(SHORT EXERCISE) Wherever a line holds the string "whishi", copy that line.

[Part of a data file]
▼▼▼

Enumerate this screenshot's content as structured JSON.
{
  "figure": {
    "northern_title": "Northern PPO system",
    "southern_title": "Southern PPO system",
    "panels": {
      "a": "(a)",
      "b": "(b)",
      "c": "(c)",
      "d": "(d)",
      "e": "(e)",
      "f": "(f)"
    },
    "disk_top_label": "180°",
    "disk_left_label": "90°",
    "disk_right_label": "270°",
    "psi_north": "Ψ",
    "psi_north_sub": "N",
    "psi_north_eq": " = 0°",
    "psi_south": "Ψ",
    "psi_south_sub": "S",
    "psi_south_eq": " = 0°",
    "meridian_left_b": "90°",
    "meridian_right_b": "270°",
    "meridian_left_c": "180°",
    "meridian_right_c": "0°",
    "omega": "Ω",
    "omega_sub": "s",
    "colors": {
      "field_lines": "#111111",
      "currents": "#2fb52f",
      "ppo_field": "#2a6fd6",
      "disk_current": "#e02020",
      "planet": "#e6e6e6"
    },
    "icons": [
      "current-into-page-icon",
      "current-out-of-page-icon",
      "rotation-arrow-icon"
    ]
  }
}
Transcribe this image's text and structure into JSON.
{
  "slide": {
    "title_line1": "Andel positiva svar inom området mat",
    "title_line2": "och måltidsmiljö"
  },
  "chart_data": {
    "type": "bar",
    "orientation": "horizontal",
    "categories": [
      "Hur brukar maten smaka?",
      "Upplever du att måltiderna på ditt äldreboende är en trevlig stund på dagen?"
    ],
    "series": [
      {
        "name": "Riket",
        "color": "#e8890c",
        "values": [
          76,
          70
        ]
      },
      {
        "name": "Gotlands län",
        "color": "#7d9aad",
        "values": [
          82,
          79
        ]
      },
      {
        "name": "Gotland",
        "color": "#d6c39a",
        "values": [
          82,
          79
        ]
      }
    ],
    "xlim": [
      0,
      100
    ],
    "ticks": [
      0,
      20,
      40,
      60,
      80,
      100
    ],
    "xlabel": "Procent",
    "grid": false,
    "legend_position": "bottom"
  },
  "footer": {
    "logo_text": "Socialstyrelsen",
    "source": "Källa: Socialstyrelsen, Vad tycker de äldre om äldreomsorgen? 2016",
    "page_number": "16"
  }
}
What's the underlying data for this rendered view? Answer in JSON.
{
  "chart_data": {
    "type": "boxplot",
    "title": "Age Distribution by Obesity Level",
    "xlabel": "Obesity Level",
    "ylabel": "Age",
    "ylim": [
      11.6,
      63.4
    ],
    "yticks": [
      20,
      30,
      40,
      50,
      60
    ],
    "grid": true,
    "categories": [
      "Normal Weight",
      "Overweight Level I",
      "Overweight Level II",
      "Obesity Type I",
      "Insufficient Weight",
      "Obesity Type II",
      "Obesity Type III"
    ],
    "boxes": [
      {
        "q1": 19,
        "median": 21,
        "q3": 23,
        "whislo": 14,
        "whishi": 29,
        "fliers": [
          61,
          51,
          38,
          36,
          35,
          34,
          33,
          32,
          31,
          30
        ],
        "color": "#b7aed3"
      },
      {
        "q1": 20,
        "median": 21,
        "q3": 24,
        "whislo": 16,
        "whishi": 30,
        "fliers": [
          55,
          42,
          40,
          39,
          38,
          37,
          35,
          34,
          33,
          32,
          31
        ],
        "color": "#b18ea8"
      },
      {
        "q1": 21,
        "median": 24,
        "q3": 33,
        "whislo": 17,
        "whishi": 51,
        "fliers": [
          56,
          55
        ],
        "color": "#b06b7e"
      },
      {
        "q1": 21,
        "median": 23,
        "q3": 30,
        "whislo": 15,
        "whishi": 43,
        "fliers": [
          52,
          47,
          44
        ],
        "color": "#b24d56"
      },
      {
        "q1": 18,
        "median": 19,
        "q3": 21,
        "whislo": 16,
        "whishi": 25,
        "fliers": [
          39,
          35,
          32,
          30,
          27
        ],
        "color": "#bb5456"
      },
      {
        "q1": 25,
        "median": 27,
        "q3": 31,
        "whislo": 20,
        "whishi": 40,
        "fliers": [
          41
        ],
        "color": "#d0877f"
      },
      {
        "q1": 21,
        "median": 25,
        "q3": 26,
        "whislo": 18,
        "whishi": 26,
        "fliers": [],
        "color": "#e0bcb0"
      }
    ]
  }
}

▲▲▲
▼▼▼

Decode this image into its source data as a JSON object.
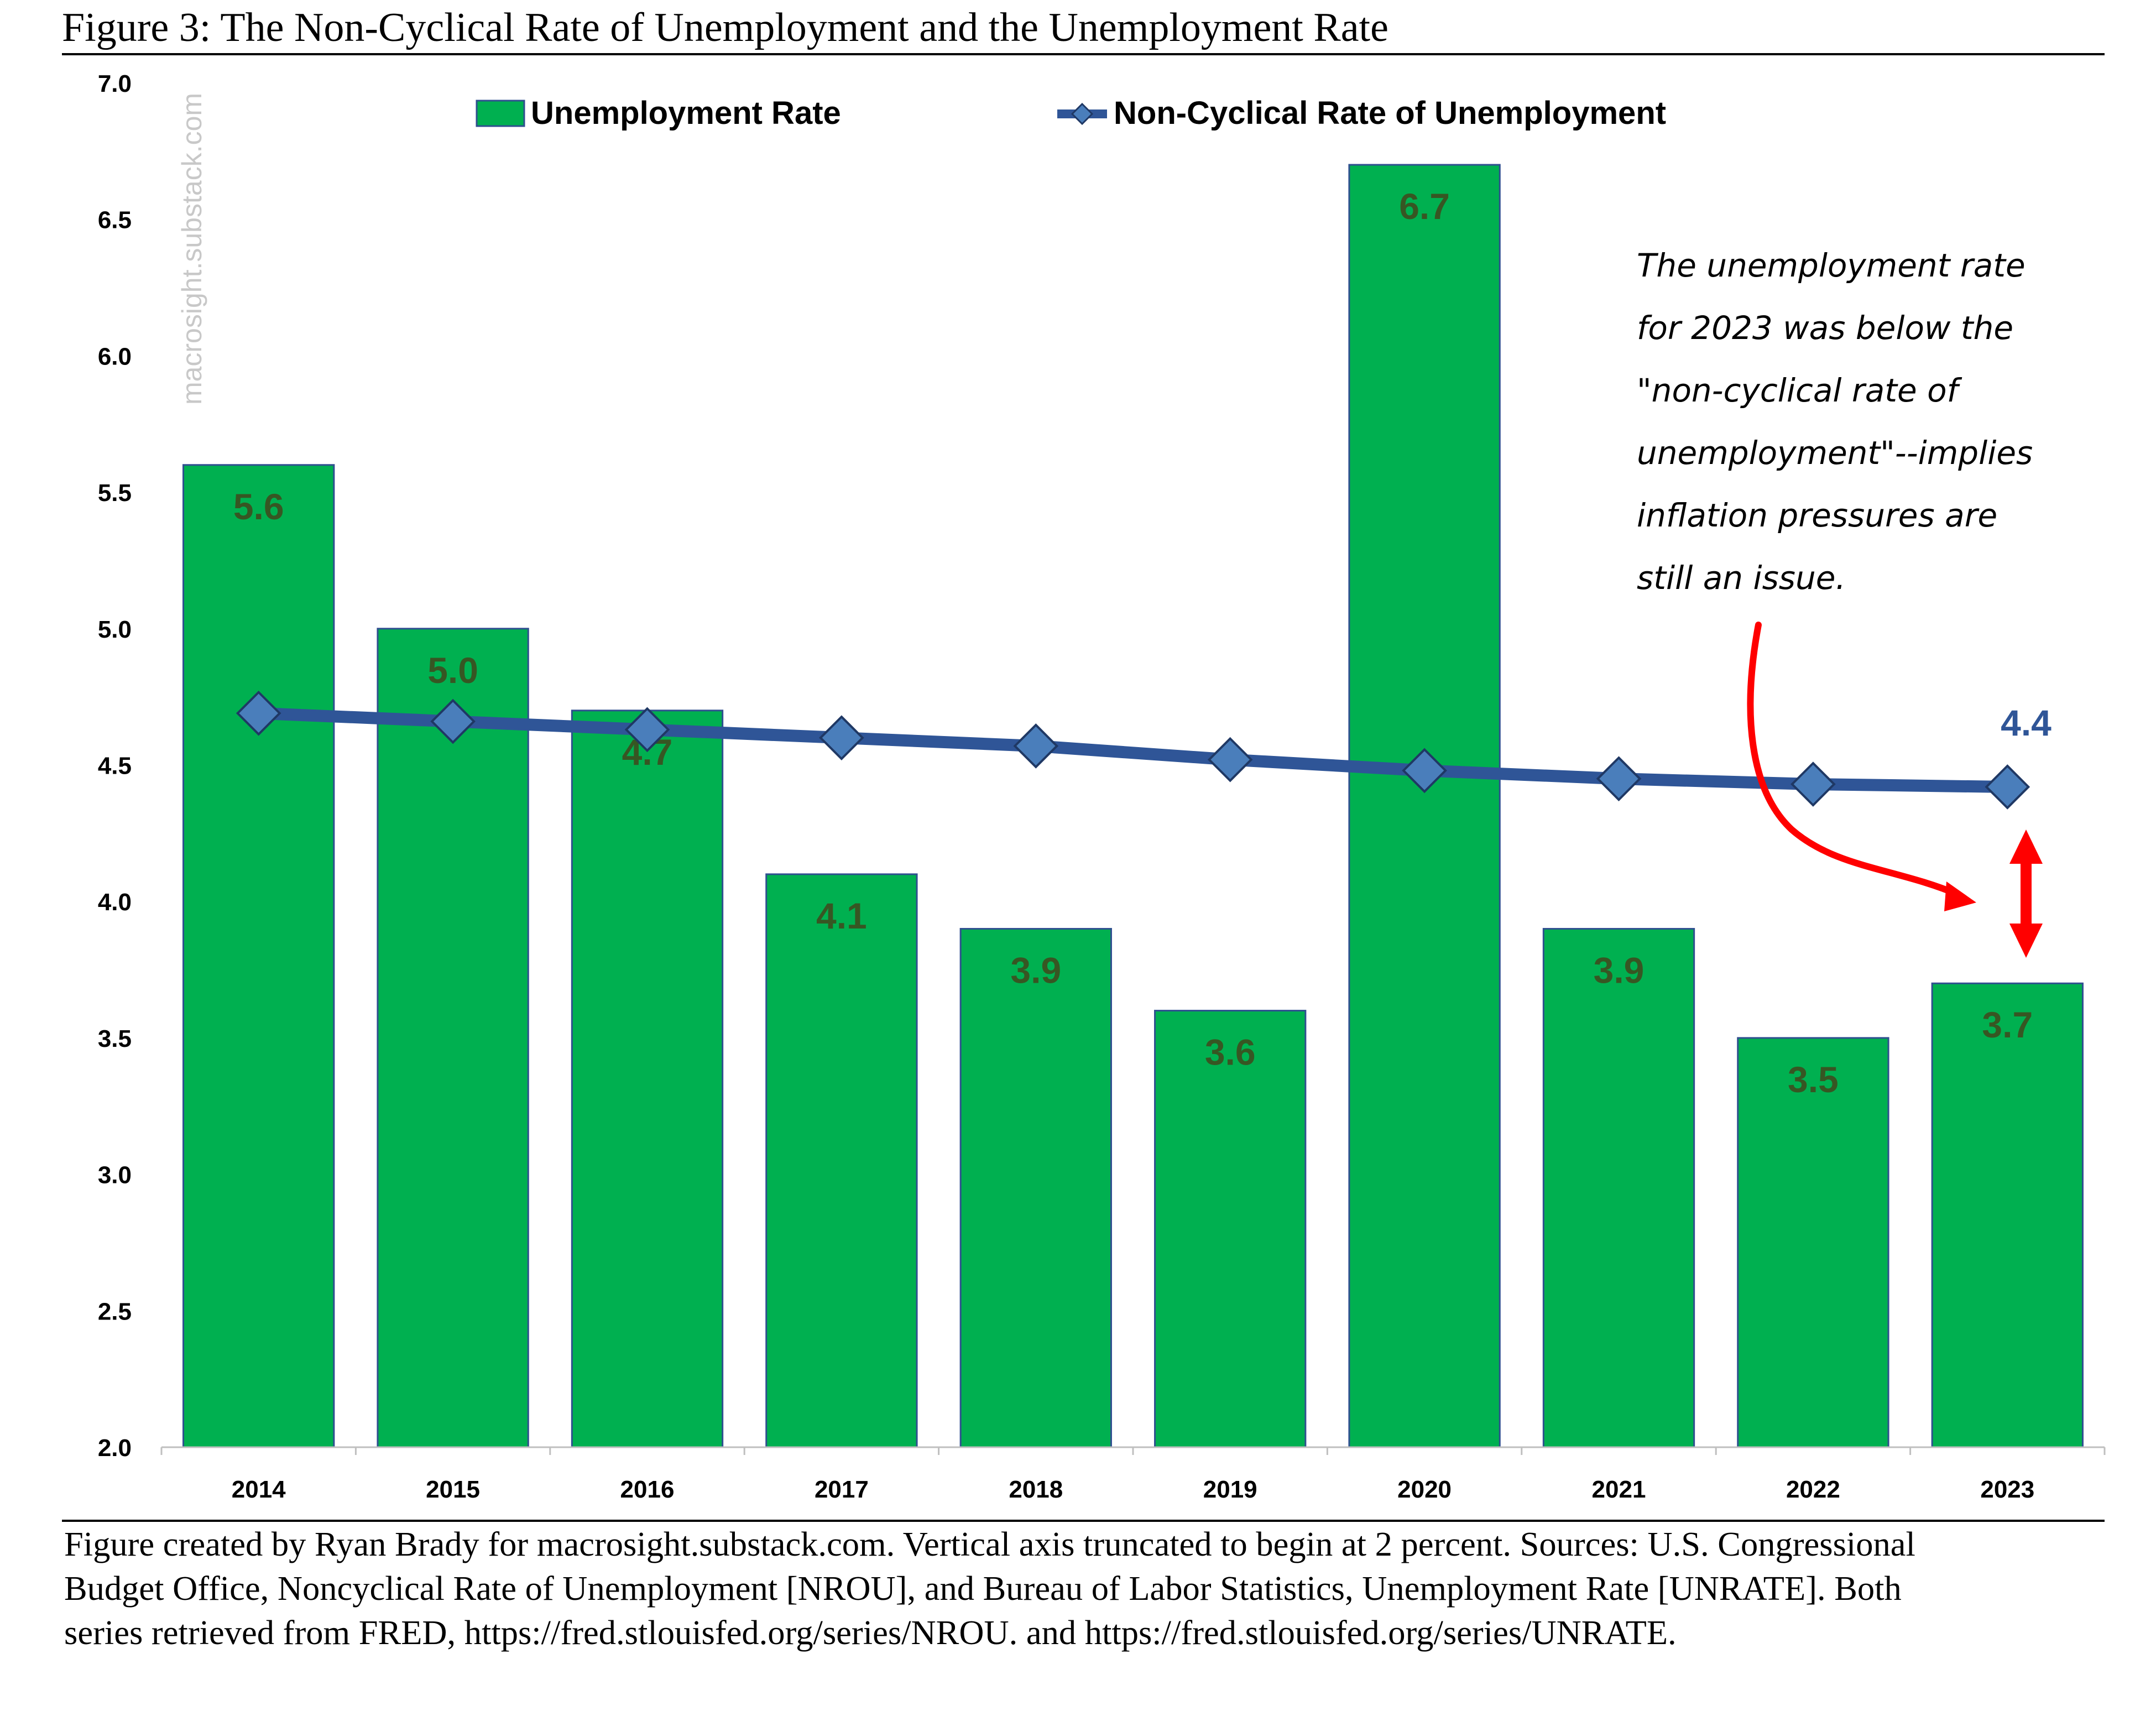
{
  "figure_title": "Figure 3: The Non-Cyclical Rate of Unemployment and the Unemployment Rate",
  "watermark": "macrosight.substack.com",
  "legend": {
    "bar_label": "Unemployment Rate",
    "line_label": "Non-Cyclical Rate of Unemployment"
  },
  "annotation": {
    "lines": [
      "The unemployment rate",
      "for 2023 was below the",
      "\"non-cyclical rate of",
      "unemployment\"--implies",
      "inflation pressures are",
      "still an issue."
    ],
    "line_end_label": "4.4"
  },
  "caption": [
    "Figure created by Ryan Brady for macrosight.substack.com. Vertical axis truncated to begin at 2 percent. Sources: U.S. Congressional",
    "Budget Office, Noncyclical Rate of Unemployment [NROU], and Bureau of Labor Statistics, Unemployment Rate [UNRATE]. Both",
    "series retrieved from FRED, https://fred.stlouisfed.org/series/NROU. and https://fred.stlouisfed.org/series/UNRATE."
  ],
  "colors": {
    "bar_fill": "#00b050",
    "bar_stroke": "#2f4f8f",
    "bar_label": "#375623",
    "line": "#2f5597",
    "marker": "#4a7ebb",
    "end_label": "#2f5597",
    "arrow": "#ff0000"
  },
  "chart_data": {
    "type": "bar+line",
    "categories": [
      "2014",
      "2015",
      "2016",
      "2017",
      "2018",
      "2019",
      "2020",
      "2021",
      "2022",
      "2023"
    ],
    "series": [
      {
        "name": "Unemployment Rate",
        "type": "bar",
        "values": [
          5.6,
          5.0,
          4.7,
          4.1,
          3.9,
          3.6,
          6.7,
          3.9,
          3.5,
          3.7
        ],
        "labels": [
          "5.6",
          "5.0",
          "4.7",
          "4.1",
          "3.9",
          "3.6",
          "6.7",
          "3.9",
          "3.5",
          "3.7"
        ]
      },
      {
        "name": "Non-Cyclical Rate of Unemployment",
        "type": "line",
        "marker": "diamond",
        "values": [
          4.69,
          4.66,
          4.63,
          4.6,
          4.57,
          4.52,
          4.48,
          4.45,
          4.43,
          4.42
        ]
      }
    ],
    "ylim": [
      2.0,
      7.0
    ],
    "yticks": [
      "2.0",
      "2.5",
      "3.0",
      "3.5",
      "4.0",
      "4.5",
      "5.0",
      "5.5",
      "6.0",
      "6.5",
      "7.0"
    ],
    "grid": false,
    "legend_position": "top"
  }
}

▲▲▲

(RESPONSE TO THIS EXERCISE)
        "whishi": 29,
        "whishi": 30,
        "whishi": 51,
        "whishi": 43,
        "whishi": 25,
        "whishi": 40,
        "whishi": 26,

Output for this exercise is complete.